§ Records supplied
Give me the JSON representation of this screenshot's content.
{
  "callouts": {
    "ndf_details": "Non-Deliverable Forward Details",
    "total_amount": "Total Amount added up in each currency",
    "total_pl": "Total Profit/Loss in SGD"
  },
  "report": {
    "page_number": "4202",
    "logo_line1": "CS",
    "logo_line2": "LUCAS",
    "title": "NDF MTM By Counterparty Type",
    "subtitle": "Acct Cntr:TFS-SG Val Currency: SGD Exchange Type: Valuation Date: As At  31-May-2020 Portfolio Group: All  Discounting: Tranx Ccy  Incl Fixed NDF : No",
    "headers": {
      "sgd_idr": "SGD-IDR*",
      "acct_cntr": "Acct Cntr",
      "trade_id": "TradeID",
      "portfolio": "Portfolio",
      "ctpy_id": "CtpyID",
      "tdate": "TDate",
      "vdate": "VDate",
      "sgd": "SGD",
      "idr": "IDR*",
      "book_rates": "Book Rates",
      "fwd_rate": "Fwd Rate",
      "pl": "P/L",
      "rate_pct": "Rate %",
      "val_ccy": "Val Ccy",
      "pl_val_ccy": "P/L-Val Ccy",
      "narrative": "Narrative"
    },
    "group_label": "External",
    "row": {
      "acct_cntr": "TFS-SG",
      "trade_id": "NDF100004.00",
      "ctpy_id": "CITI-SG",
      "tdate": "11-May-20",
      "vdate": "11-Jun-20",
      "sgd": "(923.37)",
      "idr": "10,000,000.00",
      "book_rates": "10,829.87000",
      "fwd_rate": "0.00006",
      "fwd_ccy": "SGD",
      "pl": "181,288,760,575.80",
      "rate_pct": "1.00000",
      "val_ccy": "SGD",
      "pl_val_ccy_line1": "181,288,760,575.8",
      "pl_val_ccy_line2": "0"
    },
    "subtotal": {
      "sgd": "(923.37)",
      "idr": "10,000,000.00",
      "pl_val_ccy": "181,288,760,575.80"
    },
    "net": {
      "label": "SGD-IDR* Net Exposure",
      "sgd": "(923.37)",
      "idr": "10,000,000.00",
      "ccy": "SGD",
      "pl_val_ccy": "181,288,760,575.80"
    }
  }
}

§ Set exercise
Each entry above is to be set down again in exactly the same words.

§ Output of the task
Give me the JSON representation of this screenshot's content.
{
  "callouts": {
    "ndf_details": "Non-Deliverable Forward Details",
    "total_amount": "Total Amount added up in each currency",
    "total_pl": "Total Profit/Loss in SGD"
  },
  "report": {
    "page_number": "4202",
    "logo_line1": "CS",
    "logo_line2": "LUCAS",
    "title": "NDF MTM By Counterparty Type",
    "subtitle": "Acct Cntr:TFS-SG Val Currency: SGD Exchange Type: Valuation Date: As At  31-May-2020 Portfolio Group: All  Discounting: Tranx Ccy  Incl Fixed NDF : No",
    "headers": {
      "sgd_idr": "SGD-IDR*",
      "acct_cntr": "Acct Cntr",
      "trade_id": "TradeID",
      "portfolio": "Portfolio",
      "ctpy_id": "CtpyID",
      "tdate": "TDate",
      "vdate": "VDate",
      "sgd": "SGD",
      "idr": "IDR*",
      "book_rates": "Book Rates",
      "fwd_rate": "Fwd Rate",
      "pl": "P/L",
      "rate_pct": "Rate %",
      "val_ccy": "Val Ccy",
      "pl_val_ccy": "P/L-Val Ccy",
      "narrative": "Narrative"
    },
    "group_label": "External",
    "row": {
      "acct_cntr": "TFS-SG",
      "trade_id": "NDF100004.00",
      "ctpy_id": "CITI-SG",
      "tdate": "11-May-20",
      "vdate": "11-Jun-20",
      "sgd": "(923.37)",
      "idr": "10,000,000.00",
      "book_rates": "10,829.87000",
      "fwd_rate": "0.00006",
      "fwd_ccy": "SGD",
      "pl": "181,288,760,575.80",
      "rate_pct": "1.00000",
      "val_ccy": "SGD",
      "pl_val_ccy_line1": "181,288,760,575.8",
      "pl_val_ccy_line2": "0"
    },
    "subtotal": {
      "sgd": "(923.37)",
      "idr": "10,000,000.00",
      "pl_val_ccy": "181,288,760,575.80"
    },
    "net": {
      "label": "SGD-IDR* Net Exposure",
      "sgd": "(923.37)",
      "idr": "10,000,000.00",
      "ccy": "SGD",
      "pl_val_ccy": "181,288,760,575.80"
    }
  }
}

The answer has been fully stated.